Data extract >>
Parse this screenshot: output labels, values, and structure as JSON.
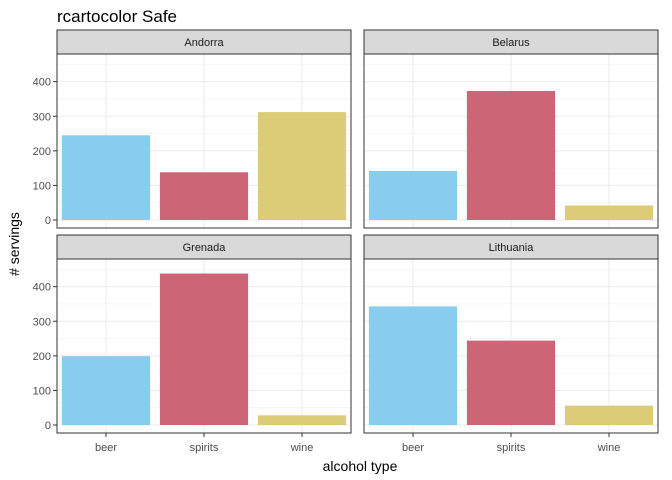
{
  "chart_data": {
    "type": "bar",
    "title": "rcartocolor Safe",
    "xlabel": "alcohol type",
    "ylabel": "# servings",
    "categories": [
      "beer",
      "spirits",
      "wine"
    ],
    "colors": [
      "#88CCEE",
      "#CC6677",
      "#DDCC77"
    ],
    "ylim": [
      0,
      480
    ],
    "yticks": [
      0,
      100,
      200,
      300,
      400
    ],
    "grid": true,
    "legend": "none",
    "panels": [
      {
        "name": "Andorra",
        "values": [
          245,
          138,
          312
        ]
      },
      {
        "name": "Belarus",
        "values": [
          142,
          373,
          42
        ]
      },
      {
        "name": "Grenada",
        "values": [
          199,
          438,
          28
        ]
      },
      {
        "name": "Lithuania",
        "values": [
          343,
          244,
          56
        ]
      }
    ]
  }
}
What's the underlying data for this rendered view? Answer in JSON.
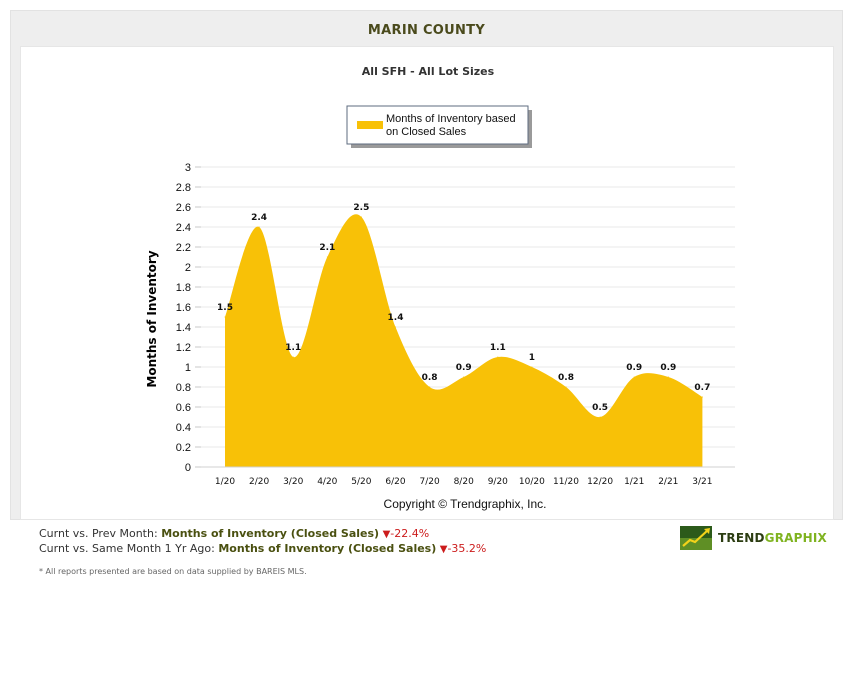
{
  "header": {
    "title": "MARIN COUNTY"
  },
  "chart_data": {
    "type": "area",
    "title": "All SFH - All Lot Sizes",
    "ylabel": "Months of Inventory",
    "xlabel": "",
    "ylim": [
      0,
      3
    ],
    "yticks": [
      0,
      0.2,
      0.4,
      0.6,
      0.8,
      1,
      1.2,
      1.4,
      1.6,
      1.8,
      2,
      2.2,
      2.4,
      2.6,
      2.8,
      3
    ],
    "grid": true,
    "legend": "top-center",
    "categories": [
      "1/20",
      "2/20",
      "3/20",
      "4/20",
      "5/20",
      "6/20",
      "7/20",
      "8/20",
      "9/20",
      "10/20",
      "11/20",
      "12/20",
      "1/21",
      "2/21",
      "3/21"
    ],
    "series": [
      {
        "name": "Months of Inventory based on Closed Sales",
        "name_lines": [
          "Months of Inventory based",
          "on Closed Sales"
        ],
        "color": "#f8c107",
        "values": [
          1.5,
          2.4,
          1.1,
          2.1,
          2.5,
          1.4,
          0.8,
          0.9,
          1.1,
          1,
          0.8,
          0.5,
          0.9,
          0.9,
          0.7
        ]
      }
    ],
    "annotation": "Copyright © Trendgraphix, Inc."
  },
  "summary": {
    "line1_prefix": "Curnt vs. Prev Month:",
    "line1_metric": "Months of Inventory (Closed Sales)",
    "line1_change": "-22.4%",
    "line2_prefix": "Curnt vs. Same Month 1 Yr Ago:",
    "line2_metric": "Months of Inventory (Closed Sales)",
    "line2_change": "-35.2%",
    "change_color": "#cc1c1c"
  },
  "footnote": "* All reports presented are based on data supplied by BAREIS MLS.",
  "logo": {
    "text_a": "TREND",
    "text_b": "GRAPHIX"
  }
}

Set exercise >> In the listing above, locate each line with "this" and copy it.

Task response >>
Parse this screenshot: output labels, values, and structure as JSON.
What's the underlying data for this rendered view? Answer in JSON.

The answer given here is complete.